§ RECORDS SHOWN:
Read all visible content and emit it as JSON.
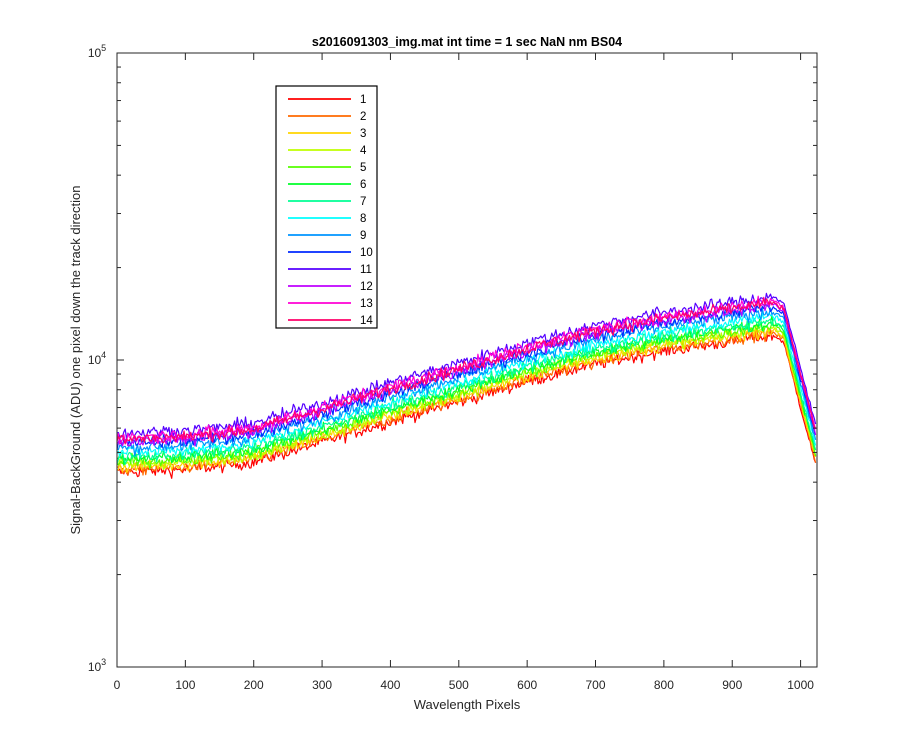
{
  "chart_data": {
    "type": "line",
    "title": "s2016091303_img.mat int time = 1 sec  NaN nm BS04",
    "xlabel": "Wavelength Pixels",
    "ylabel": "Signal-BackGround (ADU) one pixel down the track direction",
    "xlim": [
      0,
      1024
    ],
    "ylim": [
      1000,
      100000
    ],
    "yscale": "log",
    "grid": false,
    "legend_position": "top-left",
    "x_ticks": [
      0,
      100,
      200,
      300,
      400,
      500,
      600,
      700,
      800,
      900,
      1000
    ],
    "x_tick_labels": [
      "0",
      "100",
      "200",
      "300",
      "400",
      "500",
      "600",
      "700",
      "800",
      "900",
      "1000"
    ],
    "y_ticks": [
      1000,
      10000,
      100000
    ],
    "y_tick_labels": [
      {
        "base": "10",
        "exp": "3"
      },
      {
        "base": "10",
        "exp": "4"
      },
      {
        "base": "10",
        "exp": "5"
      }
    ],
    "series_shape": {
      "x": [
        0,
        50,
        100,
        150,
        200,
        300,
        400,
        500,
        600,
        700,
        800,
        880,
        930,
        960,
        975,
        1000,
        1023
      ],
      "y": [
        4300,
        4350,
        4400,
        4500,
        4650,
        5400,
        6300,
        7300,
        8500,
        9700,
        10700,
        11300,
        11800,
        12000,
        11500,
        7000,
        4500
      ]
    },
    "series": [
      {
        "name": "1",
        "color": "#ff0000",
        "scale": 1.0
      },
      {
        "name": "2",
        "color": "#ff6a00",
        "scale": 1.02
      },
      {
        "name": "3",
        "color": "#ffd500",
        "scale": 1.04
      },
      {
        "name": "4",
        "color": "#bfff00",
        "scale": 1.06
      },
      {
        "name": "5",
        "color": "#55ff00",
        "scale": 1.08
      },
      {
        "name": "6",
        "color": "#00ff2a",
        "scale": 1.1
      },
      {
        "name": "7",
        "color": "#00ff95",
        "scale": 1.12
      },
      {
        "name": "8",
        "color": "#00ffff",
        "scale": 1.16
      },
      {
        "name": "9",
        "color": "#0095ff",
        "scale": 1.2
      },
      {
        "name": "10",
        "color": "#002aff",
        "scale": 1.24
      },
      {
        "name": "11",
        "color": "#5500ff",
        "scale": 1.34
      },
      {
        "name": "12",
        "color": "#bf00ff",
        "scale": 1.26
      },
      {
        "name": "13",
        "color": "#ff00d5",
        "scale": 1.3
      },
      {
        "name": "14",
        "color": "#ff006a",
        "scale": 1.28
      }
    ]
  }
}
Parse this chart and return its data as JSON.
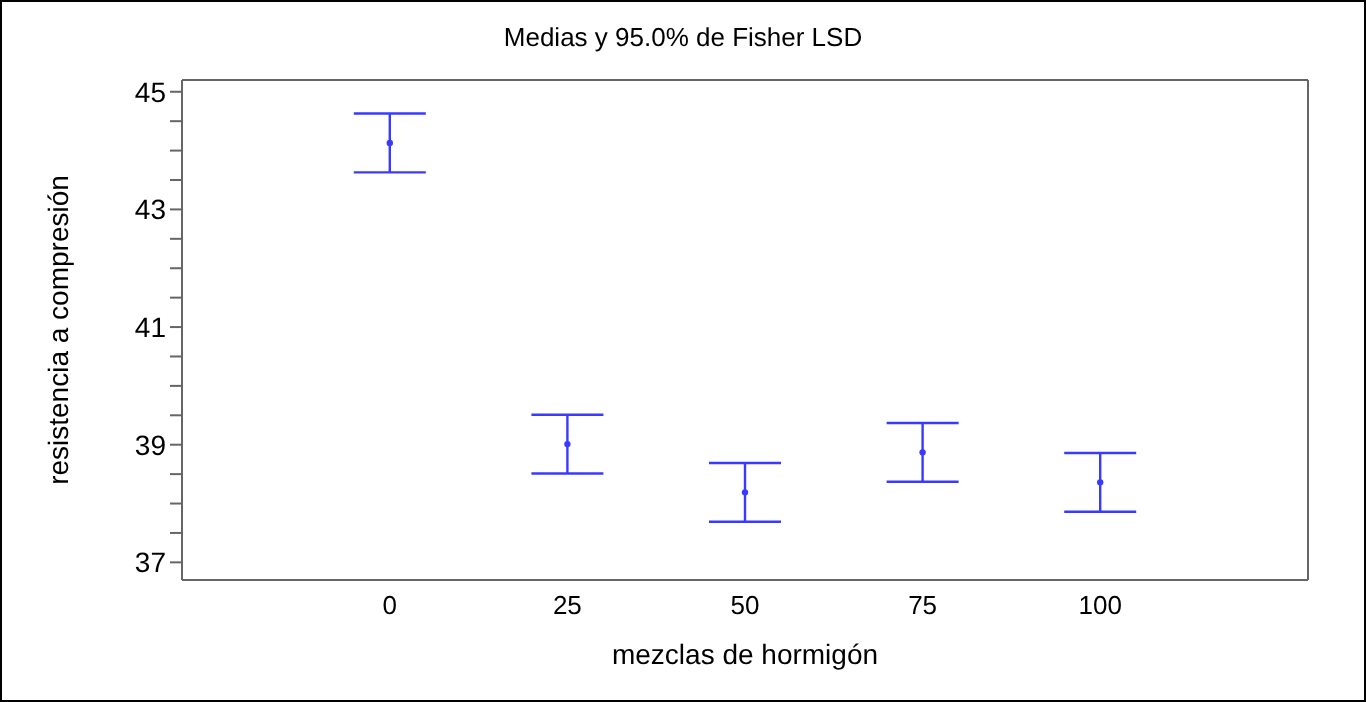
{
  "chart_data": {
    "type": "scatter",
    "title": "Medias y 95.0% de Fisher LSD",
    "xlabel": "mezclas de hormigón",
    "ylabel": "resistencia a compresión",
    "categories": [
      "0",
      "25",
      "50",
      "75",
      "100"
    ],
    "series": [
      {
        "color": "#3a3aff",
        "values": [
          44.13,
          39.01,
          38.19,
          38.87,
          38.36
        ],
        "errors": [
          0.5,
          0.5,
          0.5,
          0.5,
          0.5
        ]
      }
    ],
    "ylim": [
      36.7,
      45.2
    ],
    "yticks": [
      37,
      {
        "value": 37.5,
        "label": null
      },
      {
        "value": 38,
        "label": null
      },
      {
        "value": 38.5,
        "label": null
      },
      39,
      {
        "value": 39.5,
        "label": null
      },
      {
        "value": 40,
        "label": null
      },
      {
        "value": 40.5,
        "label": null
      },
      41,
      {
        "value": 41.5,
        "label": null
      },
      {
        "value": 42,
        "label": null
      },
      {
        "value": 42.5,
        "label": null
      },
      43,
      {
        "value": 43.5,
        "label": null
      },
      {
        "value": 44,
        "label": null
      },
      {
        "value": 44.5,
        "label": null
      },
      45
    ],
    "marker": "circle"
  }
}
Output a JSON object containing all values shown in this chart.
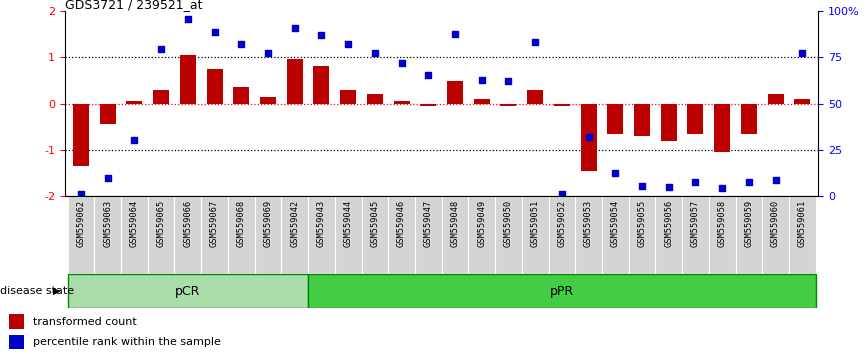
{
  "title": "GDS3721 / 239521_at",
  "samples": [
    "GSM559062",
    "GSM559063",
    "GSM559064",
    "GSM559065",
    "GSM559066",
    "GSM559067",
    "GSM559068",
    "GSM559069",
    "GSM559042",
    "GSM559043",
    "GSM559044",
    "GSM559045",
    "GSM559046",
    "GSM559047",
    "GSM559048",
    "GSM559049",
    "GSM559050",
    "GSM559051",
    "GSM559052",
    "GSM559053",
    "GSM559054",
    "GSM559055",
    "GSM559056",
    "GSM559057",
    "GSM559058",
    "GSM559059",
    "GSM559060",
    "GSM559061"
  ],
  "bar_values": [
    -1.35,
    -0.45,
    0.05,
    0.3,
    1.05,
    0.75,
    0.35,
    0.15,
    0.95,
    0.8,
    0.3,
    0.2,
    0.05,
    -0.05,
    0.48,
    0.1,
    -0.05,
    0.3,
    -0.05,
    -1.45,
    -0.65,
    -0.7,
    -0.8,
    -0.65,
    -1.05,
    -0.65,
    0.2,
    0.1
  ],
  "percentile_values": [
    -1.95,
    -1.6,
    -0.78,
    1.18,
    1.82,
    1.55,
    1.28,
    1.08,
    1.62,
    1.48,
    1.28,
    1.08,
    0.88,
    0.62,
    1.5,
    0.5,
    0.48,
    1.32,
    -1.95,
    -0.72,
    -1.5,
    -1.78,
    -1.8,
    -1.68,
    -1.82,
    -1.68,
    -1.65,
    1.08
  ],
  "pCR_count": 9,
  "bar_color": "#BB0000",
  "dot_color": "#0000CC",
  "ylim": [
    -2,
    2
  ],
  "yticks_left": [
    -2,
    -1,
    0,
    1,
    2
  ],
  "yticks_right_pos": [
    -2,
    -1,
    0,
    1,
    2
  ],
  "yticks_right_labels": [
    "0",
    "25",
    "50",
    "75",
    "100%"
  ],
  "dotted_lines": [
    1.0,
    0.0,
    -1.0
  ],
  "pCR_color": "#AADDAA",
  "pPR_color": "#44CC44",
  "label_bar": "transformed count",
  "label_dot": "percentile rank within the sample",
  "disease_state_label": "disease state"
}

§ CHALLENGE: Which lines hold the string "ylabel"? List them all.

§ SOLVED EXERCISE:
    "ylabel": "Signal-BackGround (ADU) one pixel down the track direction",
    "ylabel": "resistencia a compresión",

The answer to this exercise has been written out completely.